TASK INPUT:
━━━━━━━━━━━━━━━━━━━━

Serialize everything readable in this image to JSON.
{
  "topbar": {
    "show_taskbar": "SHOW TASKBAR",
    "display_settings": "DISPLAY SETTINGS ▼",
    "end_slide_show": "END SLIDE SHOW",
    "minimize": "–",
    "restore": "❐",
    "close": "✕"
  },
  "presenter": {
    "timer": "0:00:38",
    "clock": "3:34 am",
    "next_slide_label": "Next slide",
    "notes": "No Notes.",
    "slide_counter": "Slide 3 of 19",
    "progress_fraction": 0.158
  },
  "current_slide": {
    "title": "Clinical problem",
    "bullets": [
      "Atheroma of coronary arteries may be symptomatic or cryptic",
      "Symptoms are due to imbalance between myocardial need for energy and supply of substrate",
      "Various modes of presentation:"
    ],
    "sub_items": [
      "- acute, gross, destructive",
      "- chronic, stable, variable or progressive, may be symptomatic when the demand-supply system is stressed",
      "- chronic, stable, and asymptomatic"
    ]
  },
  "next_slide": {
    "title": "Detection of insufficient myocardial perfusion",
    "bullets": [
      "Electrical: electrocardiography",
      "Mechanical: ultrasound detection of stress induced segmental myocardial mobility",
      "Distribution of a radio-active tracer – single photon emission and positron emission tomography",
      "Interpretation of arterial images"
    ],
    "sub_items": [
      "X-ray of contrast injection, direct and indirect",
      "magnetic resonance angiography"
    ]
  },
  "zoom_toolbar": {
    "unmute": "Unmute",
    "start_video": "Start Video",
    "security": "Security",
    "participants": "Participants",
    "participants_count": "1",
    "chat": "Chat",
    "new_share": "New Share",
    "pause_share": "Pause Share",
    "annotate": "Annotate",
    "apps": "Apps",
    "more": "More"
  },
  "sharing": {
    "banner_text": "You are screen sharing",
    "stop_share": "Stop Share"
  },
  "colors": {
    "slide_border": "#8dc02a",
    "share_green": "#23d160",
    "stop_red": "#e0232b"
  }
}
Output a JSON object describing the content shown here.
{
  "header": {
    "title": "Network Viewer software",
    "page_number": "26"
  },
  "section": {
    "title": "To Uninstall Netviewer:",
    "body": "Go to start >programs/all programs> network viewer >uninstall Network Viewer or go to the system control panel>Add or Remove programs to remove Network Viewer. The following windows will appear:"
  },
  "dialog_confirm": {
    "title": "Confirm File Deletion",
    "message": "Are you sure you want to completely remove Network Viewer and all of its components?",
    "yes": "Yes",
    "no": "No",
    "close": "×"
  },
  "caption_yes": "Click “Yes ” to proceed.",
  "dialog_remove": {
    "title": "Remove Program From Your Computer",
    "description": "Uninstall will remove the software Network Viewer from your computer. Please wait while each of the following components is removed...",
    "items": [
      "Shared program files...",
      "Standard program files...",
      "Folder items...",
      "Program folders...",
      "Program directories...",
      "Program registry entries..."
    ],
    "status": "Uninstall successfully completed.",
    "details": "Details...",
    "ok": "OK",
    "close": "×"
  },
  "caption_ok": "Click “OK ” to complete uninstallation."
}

━━━━━━━━━━━━━━━━━━━━

Locate the line with "Output a JSON" in the entries above; extract it and every line after it, verbatim.

EXERCISE OUTPUT:
Output a JSON object describing the content shown here.
{
  "header": {
    "title": "Network Viewer software",
    "page_number": "26"
  },
  "section": {
    "title": "To Uninstall Netviewer:",
    "body": "Go to start >programs/all programs> network viewer >uninstall Network Viewer or go to the system control panel>Add or Remove programs to remove Network Viewer. The following windows will appear:"
  },
  "dialog_confirm": {
    "title": "Confirm File Deletion",
    "message": "Are you sure you want to completely remove Network Viewer and all of its components?",
    "yes": "Yes",
    "no": "No",
    "close": "×"
  },
  "caption_yes": "Click “Yes ” to proceed.",
  "dialog_remove": {
    "title": "Remove Program From Your Computer",
    "description": "Uninstall will remove the software Network Viewer from your computer. Please wait while each of the following components is removed...",
    "items": [
      "Shared program files...",
      "Standard program files...",
      "Folder items...",
      "Program folders...",
      "Program directories...",
      "Program registry entries..."
    ],
    "status": "Uninstall successfully completed.",
    "details": "Details...",
    "ok": "OK",
    "close": "×"
  },
  "caption_ok": "Click “OK ” to complete uninstallation."
}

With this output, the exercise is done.